**GIVEN REQUEST**
Find every line in the records below that holds the word "laterale" and copy it.

(Saved data entries)
---+---

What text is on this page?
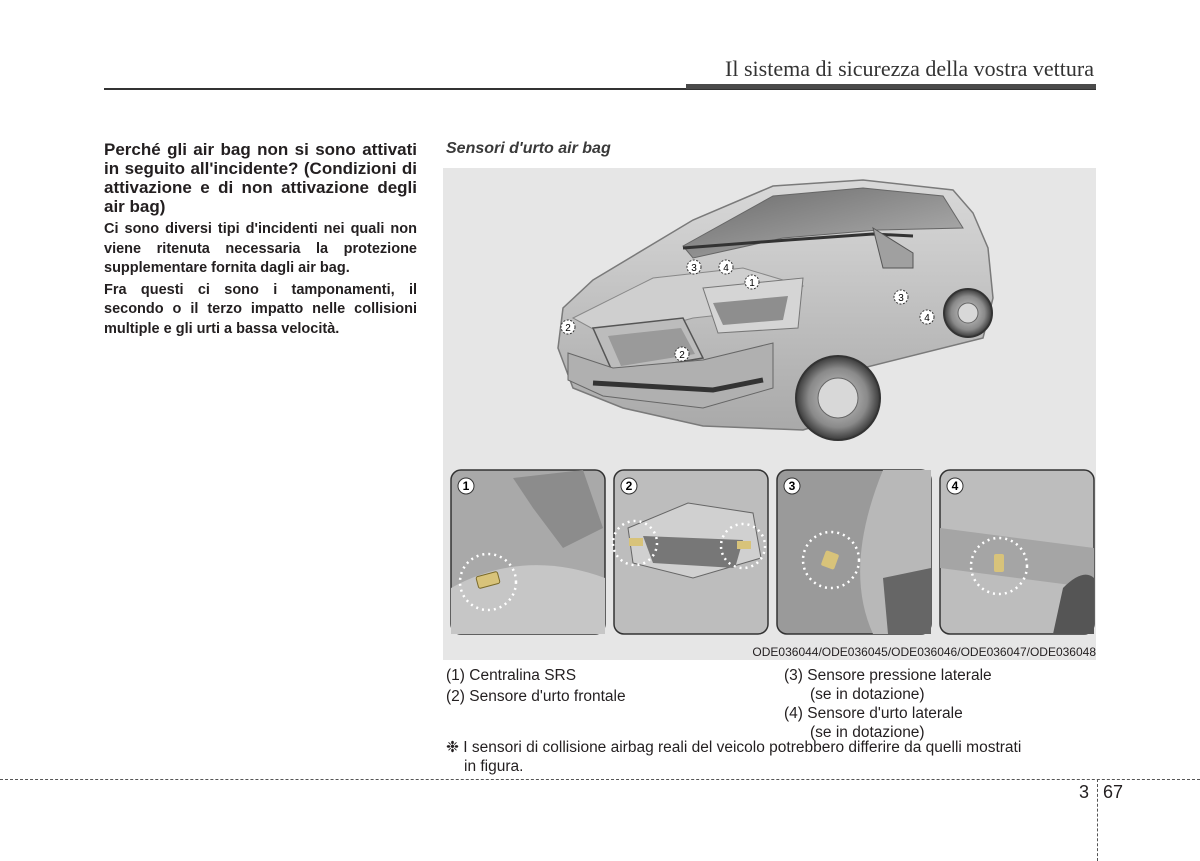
Il sistema di sicurezza della vostra vettura

Perché gli air bag non si sono attivati in seguito all'incidente? (Condizioni di attivazione e di non attivazione degli air bag)

Ci sono diversi tipi d'incidenti nei quali non viene ritenuta necessaria la protezione supplementare fornita dagli air bag.

Fra questi ci sono i tamponamenti, il secondo o il terzo impatto nelle collisioni multiple e gli urti a bassa velocità.

Sensori d'urto air bag
3	4
1
2
2
3
4
1	2	3	4
ODE036044/ODE036045/ODE036046/ODE036047/ODE036048
(1) Centralina SRS
(2) Sensore d'urto frontale
(3) Sensore pressione laterale
(se in dotazione)
(4) Sensore d'urto laterale
(se in dotazione)
❉ I sensori di collisione airbag reali del veicolo potrebbero differire da quelli mostrati
in figura.
3 67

---+---

**TASK ANSWER**
(3) Sensore pressione laterale
(4) Sensore d'urto laterale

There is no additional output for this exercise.